TASKS TO COMPLETE:
1. Please list the riots that the Garden Plot article names as having come before the drafting of the plan.
2. Go on with the Garden Plot article, starting after its last sentence.

[BEGIN READING TEXT]

= Operation Garden Plot =

General US Army and National Guard Plan in response to civil disturbances

The Department of Defense Civil Disturbance Plan, also known by its cryptonym GARDEN PLOT, was a general US Army and National Guard plan to respond to major domestic civil disturbances within the United States. The plan was developed in response to the civil disorders of the 1960s and fell under the control of the U.S. Northern Command (NORTHCOM). It provided Federal military and law enforcement assistance to local governments during times of major civil disturbances.

The Garden Plot plan – drafted after the Watts, Newark, and Detroit riots – captures the acrimonious times when the document was drawn up. The "Plot" warns against "racial unrest," as well as "anti-draft" and "anti-Vietnam" elements."

[END READING TEXT]
[BEGIN RECORDS SHOWN]

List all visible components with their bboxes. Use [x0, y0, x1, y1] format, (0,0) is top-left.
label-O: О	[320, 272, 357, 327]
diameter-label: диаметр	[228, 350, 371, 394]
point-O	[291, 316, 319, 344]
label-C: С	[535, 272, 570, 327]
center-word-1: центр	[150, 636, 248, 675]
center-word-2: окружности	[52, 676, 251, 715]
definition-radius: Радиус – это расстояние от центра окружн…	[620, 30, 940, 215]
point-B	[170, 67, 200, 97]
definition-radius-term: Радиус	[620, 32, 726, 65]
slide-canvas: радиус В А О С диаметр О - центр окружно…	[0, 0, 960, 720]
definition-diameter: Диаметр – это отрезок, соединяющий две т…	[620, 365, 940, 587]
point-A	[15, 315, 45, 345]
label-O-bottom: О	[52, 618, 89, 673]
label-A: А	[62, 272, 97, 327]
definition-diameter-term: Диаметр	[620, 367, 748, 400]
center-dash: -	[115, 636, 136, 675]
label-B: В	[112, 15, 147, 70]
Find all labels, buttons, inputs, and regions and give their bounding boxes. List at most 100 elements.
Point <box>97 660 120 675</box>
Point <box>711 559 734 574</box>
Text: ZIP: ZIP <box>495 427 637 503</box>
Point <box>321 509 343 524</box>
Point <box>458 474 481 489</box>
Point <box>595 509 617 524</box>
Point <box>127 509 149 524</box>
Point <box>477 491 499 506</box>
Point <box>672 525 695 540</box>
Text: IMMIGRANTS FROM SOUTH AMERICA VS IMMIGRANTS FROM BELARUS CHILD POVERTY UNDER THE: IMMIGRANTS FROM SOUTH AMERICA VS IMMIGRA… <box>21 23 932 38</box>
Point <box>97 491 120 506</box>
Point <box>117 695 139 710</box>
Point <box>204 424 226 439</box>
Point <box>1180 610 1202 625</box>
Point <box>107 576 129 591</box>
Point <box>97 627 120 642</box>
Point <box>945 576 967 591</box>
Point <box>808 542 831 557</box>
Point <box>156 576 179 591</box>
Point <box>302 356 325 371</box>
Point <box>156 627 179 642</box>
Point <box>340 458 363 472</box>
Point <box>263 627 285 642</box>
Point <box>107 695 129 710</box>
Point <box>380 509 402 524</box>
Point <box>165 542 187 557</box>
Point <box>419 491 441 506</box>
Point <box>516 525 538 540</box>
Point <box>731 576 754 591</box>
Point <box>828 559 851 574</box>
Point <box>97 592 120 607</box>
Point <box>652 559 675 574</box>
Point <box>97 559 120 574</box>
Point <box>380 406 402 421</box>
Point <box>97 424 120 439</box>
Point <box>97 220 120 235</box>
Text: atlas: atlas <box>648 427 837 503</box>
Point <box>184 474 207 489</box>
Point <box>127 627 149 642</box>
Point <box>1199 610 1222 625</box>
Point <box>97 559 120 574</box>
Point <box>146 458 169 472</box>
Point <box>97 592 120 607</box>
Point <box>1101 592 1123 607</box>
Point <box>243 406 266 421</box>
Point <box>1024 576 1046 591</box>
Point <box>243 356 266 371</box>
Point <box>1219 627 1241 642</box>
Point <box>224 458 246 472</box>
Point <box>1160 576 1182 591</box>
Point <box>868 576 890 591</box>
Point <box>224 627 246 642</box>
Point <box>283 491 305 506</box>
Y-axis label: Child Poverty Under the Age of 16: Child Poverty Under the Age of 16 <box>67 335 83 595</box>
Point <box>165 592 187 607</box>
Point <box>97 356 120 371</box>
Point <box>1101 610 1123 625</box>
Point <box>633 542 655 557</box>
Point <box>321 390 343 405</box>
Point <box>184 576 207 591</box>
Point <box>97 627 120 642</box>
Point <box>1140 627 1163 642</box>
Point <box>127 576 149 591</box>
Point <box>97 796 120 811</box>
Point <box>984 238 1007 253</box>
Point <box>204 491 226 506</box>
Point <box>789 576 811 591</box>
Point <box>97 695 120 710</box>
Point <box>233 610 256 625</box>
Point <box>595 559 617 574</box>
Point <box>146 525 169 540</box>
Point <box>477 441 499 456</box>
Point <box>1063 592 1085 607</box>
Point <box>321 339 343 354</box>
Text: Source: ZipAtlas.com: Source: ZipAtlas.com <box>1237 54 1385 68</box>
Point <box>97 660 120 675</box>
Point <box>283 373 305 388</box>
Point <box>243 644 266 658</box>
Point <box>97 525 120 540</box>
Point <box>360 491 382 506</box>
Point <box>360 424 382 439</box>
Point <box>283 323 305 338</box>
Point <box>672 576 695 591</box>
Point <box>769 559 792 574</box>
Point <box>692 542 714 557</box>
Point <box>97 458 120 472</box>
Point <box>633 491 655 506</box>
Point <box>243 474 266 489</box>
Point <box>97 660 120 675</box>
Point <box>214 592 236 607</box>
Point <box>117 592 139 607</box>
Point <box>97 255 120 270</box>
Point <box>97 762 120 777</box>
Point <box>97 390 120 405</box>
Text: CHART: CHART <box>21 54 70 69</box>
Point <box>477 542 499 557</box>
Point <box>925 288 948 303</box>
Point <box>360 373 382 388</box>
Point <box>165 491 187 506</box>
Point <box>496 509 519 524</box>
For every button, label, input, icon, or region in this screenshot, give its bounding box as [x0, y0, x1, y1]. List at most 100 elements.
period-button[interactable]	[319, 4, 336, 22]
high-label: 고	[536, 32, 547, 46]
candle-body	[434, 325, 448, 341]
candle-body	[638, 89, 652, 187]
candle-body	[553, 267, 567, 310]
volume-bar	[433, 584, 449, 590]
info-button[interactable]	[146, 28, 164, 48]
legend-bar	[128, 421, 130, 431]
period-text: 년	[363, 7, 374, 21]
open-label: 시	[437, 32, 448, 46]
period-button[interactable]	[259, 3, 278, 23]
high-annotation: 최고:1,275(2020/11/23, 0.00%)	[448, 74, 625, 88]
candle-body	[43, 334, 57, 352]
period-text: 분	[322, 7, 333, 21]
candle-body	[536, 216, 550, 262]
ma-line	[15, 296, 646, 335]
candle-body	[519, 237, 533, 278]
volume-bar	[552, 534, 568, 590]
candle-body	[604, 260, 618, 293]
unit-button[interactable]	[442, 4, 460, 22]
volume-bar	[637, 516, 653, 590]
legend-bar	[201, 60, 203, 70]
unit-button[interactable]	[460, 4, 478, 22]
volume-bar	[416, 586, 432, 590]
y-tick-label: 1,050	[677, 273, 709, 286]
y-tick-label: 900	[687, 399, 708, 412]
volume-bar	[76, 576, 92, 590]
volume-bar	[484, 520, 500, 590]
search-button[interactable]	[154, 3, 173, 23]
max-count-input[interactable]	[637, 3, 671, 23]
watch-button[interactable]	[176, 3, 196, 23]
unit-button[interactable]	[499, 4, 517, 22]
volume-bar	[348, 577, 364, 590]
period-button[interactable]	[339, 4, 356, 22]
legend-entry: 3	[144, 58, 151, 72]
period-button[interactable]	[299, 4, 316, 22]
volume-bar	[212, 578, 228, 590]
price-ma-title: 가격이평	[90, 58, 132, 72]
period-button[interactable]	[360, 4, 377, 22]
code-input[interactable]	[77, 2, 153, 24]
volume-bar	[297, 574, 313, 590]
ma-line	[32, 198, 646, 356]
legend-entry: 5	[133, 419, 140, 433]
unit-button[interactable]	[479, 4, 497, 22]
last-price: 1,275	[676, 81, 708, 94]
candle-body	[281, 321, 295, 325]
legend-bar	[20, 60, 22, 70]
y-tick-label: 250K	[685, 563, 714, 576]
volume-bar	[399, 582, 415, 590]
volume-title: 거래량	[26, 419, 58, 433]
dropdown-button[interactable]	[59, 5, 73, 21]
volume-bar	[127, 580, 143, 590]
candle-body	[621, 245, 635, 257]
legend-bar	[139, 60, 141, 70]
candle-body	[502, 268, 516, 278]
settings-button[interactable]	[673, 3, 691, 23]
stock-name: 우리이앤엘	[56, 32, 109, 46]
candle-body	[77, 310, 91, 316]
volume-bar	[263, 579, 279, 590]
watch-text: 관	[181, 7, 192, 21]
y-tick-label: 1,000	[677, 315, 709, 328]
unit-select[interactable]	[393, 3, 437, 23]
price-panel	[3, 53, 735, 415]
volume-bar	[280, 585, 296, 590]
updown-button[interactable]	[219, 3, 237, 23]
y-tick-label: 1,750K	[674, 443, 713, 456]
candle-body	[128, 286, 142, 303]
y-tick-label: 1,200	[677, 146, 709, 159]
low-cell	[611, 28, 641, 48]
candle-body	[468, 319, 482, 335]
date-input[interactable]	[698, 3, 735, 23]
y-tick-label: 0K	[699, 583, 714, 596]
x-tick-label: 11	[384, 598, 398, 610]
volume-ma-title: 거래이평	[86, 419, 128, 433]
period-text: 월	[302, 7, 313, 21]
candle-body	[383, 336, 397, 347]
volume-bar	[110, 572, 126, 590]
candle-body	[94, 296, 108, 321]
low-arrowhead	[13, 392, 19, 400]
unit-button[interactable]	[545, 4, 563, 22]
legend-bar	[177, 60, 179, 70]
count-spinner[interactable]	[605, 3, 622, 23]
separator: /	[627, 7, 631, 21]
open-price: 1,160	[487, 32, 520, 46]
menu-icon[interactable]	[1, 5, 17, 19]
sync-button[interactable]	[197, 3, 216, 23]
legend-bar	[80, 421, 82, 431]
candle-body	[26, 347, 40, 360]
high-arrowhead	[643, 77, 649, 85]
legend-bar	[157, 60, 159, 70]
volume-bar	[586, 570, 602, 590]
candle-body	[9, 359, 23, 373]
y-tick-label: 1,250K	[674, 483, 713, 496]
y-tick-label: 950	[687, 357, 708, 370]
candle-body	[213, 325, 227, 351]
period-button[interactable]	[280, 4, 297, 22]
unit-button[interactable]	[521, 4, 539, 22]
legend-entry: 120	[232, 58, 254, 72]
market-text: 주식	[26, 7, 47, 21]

[END RECORDS SHOWN]

OUTPUTS:
1. Watts, Newark, Detroit

2.
The Pentagon activated Garden Plot to restore order during the 1992 Los Angeles Riots. Garden Plot was superseded by USNORTHCOM Concept Plan (CONPLAN) 2502 following the September 11, 2001 attacks on the United States. Under Homeland Security restructuring, it has been suggested that similar models be followed:

Oversight of these homeland security missions should be provided by the National Guard Bureau based on the long-standing Garden Plot model in which National Guard units are trained and equipped to support civil authorities in crowd control and civil disturbance missions.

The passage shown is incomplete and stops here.